Work required
In the interview passage below on AI and neuroscience research, list each use that Dr. Chris Walsh says AI is promising or helpful for.

Source passage
That really speaks to the collaborative nature of modern science. You also touched on bioinformatics earlier. With the explosion of AI and neural networks, how do you see these tools impacting neuroscience research?
Dr. Chris Walsh: AI has a lot of promise, particularly in summarizing complex data or speeding up routine analyses. It’s helpful for writing, reviewing literature, even generating hypotheses. But I always come back to something Sydney Brenner said: “Progress in science depends on new techniques, new discoveries, and new ideas, probably in that order.”.
The kinds of breakthroughs we’ve had—like detecting somatic mutations in single neurons—were only possible because of advances in sequencing technology. That’s something AI can’t replicate by itself as far as I know. AI can help us analyze what we already know, but it won’t invent the tools that let us see what we’ve never seen before. That still takes human creativity, curiosity, and technical innovation.
You mentioned your medical background earlier. What perspective does being an MD bring to your work as a scientist?
Dr. Chris Walsh: It’s hard to overstate how motivating it is. I’ve cared for kids with developmental disorders, and seen how deeply their families fight for them. That stays with you. It puts a human face on the research.
It also gives me a mental library of what these conditions look like in real life. I don’t need to imagine what epilepsy or autism means—I’ve seen it. That makes it easier to prioritize what matters in the lab, and to focus on work that could lead to real improvements in patients’ lives.

(Document structure recognition data)
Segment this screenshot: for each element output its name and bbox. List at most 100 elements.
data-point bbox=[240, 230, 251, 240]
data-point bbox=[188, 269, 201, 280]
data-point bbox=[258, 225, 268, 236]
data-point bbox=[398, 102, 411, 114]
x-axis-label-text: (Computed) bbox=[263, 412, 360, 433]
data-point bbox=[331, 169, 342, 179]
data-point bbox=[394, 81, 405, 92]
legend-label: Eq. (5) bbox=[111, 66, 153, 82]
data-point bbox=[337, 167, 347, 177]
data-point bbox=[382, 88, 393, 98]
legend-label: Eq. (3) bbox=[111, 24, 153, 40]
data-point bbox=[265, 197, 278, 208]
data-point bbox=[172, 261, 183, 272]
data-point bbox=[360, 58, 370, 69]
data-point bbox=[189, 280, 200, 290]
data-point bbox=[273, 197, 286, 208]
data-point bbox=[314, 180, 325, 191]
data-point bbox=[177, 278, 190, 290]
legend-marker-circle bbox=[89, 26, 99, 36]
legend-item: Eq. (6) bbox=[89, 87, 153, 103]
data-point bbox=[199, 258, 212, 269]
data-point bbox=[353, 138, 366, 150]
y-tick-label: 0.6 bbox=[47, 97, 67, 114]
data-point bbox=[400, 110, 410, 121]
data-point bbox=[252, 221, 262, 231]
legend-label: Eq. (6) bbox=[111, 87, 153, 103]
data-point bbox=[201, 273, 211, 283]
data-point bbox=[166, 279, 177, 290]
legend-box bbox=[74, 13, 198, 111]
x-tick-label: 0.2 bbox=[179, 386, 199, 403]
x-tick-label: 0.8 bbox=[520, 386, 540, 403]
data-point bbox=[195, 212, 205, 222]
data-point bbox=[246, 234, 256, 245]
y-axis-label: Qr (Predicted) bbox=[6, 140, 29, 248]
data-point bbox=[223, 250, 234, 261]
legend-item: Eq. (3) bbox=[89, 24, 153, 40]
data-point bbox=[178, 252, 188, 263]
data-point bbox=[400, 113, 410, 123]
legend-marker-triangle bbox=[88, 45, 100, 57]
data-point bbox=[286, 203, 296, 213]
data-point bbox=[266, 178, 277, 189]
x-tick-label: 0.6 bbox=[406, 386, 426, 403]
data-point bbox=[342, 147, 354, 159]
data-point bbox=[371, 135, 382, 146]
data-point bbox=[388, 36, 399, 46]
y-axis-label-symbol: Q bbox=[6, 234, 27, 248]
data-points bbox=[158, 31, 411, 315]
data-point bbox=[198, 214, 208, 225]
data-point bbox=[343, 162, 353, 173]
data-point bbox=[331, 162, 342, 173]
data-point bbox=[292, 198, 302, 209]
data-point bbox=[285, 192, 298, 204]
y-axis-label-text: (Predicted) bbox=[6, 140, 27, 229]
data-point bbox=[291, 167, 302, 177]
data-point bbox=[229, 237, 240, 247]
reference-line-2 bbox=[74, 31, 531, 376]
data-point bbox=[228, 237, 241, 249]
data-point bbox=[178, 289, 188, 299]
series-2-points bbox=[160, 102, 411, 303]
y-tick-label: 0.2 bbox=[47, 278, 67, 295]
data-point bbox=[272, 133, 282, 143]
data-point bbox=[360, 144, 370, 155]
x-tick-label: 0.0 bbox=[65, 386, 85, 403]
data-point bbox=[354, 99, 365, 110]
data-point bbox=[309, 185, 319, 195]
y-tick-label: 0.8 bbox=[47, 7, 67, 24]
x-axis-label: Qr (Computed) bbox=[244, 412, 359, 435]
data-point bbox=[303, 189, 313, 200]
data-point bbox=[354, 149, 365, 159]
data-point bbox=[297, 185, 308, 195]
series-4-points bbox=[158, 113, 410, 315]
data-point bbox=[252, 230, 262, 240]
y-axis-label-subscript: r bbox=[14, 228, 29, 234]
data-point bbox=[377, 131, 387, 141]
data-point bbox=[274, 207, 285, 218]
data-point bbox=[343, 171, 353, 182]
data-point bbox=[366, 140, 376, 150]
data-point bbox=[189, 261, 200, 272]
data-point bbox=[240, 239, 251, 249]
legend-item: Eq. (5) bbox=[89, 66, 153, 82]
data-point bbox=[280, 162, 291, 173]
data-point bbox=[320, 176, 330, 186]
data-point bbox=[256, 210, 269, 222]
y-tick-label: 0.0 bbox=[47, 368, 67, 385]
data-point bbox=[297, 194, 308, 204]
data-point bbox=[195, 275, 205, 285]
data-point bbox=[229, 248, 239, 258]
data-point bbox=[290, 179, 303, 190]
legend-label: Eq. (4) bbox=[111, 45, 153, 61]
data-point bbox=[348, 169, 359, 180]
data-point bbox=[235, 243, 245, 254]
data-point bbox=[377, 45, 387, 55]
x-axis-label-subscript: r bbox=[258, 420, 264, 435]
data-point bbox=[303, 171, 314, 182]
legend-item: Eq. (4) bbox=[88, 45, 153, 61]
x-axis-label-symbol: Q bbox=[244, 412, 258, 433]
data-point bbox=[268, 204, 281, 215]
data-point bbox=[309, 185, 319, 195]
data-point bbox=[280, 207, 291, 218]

Written answer
- Summarizing complex data
- Speeding up routine analyses
- Writing
- Reviewing literature
- Generating hypotheses